* _What to work on_:
Search the material and gather each line with "other" in it.

── Dataset rows

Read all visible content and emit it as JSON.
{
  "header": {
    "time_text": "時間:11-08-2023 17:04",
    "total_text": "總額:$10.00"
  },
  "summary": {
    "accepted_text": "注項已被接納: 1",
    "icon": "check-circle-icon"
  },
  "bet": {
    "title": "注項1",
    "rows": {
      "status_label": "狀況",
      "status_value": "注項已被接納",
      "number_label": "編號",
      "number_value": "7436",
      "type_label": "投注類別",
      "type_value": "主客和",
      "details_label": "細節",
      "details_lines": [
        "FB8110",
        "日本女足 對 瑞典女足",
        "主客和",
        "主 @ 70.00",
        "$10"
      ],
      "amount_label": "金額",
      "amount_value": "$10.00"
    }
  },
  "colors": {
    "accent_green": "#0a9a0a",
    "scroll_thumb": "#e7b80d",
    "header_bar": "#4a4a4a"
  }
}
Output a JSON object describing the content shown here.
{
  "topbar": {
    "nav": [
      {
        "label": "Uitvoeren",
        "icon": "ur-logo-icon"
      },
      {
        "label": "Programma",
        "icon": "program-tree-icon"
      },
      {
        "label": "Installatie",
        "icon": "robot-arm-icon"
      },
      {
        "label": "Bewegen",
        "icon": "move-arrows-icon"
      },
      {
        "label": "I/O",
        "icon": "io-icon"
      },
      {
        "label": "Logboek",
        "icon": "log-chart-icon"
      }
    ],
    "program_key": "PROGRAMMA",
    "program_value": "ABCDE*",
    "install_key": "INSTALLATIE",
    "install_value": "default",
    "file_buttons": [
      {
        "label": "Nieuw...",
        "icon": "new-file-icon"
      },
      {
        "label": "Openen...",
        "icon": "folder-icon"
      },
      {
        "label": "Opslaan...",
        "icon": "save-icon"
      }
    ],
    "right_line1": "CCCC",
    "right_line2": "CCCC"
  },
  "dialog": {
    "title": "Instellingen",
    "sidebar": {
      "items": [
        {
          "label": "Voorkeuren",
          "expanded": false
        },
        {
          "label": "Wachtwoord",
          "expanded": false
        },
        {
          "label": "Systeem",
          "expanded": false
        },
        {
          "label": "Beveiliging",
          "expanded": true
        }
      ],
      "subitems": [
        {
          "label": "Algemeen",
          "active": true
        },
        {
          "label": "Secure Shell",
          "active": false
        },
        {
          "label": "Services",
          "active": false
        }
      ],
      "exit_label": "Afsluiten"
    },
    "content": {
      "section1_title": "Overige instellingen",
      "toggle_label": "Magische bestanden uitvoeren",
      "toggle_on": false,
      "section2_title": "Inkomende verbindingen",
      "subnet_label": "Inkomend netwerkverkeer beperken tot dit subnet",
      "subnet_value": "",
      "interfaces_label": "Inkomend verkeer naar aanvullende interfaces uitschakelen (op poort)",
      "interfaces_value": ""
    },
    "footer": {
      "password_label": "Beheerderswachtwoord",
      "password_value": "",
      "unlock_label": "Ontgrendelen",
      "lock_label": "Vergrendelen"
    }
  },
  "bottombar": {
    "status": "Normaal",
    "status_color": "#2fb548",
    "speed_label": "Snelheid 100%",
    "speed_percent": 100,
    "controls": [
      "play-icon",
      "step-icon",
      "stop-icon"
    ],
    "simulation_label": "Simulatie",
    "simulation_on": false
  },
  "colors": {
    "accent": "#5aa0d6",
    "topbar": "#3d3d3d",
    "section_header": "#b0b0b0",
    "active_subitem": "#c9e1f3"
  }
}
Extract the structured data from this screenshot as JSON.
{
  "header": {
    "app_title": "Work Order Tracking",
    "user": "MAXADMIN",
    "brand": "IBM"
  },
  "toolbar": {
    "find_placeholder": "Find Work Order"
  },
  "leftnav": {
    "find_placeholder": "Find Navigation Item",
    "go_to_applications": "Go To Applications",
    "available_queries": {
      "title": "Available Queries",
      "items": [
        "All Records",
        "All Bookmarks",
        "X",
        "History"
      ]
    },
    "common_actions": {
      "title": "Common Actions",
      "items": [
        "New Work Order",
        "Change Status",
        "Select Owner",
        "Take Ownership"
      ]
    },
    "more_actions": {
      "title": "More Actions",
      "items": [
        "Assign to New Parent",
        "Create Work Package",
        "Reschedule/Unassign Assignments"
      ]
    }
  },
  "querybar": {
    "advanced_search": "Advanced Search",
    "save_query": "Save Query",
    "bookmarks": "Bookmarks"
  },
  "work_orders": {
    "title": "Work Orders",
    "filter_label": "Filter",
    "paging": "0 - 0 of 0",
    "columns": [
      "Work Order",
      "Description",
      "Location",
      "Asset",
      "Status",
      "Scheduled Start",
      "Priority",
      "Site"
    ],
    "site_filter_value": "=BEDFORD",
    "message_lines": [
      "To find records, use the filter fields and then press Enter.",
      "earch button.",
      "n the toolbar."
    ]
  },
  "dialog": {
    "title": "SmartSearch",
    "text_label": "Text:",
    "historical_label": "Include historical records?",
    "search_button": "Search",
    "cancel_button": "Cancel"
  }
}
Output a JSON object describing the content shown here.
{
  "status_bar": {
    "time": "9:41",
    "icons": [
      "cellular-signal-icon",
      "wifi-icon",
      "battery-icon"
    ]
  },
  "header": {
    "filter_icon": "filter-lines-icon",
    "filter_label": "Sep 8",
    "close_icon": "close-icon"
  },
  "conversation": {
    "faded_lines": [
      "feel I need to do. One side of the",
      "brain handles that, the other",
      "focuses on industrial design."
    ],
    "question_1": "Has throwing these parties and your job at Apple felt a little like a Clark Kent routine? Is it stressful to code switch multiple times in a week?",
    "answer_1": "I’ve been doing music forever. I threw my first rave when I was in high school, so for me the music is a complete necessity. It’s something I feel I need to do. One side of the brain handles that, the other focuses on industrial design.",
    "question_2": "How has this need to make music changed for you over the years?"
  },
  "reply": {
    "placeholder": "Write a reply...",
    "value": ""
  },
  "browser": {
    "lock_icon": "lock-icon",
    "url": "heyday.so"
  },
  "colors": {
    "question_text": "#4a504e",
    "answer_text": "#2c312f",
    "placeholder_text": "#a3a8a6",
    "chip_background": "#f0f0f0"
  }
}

────

* _Response to this task_:
      "brain handles that, the other",
    "answer_1": "I’ve been doing music forever. I threw my first rave when I was in high school, so for me the music is a complete necessity. It’s something I feel I need to do. One side of the brain handles that, the other focuses on industrial design.",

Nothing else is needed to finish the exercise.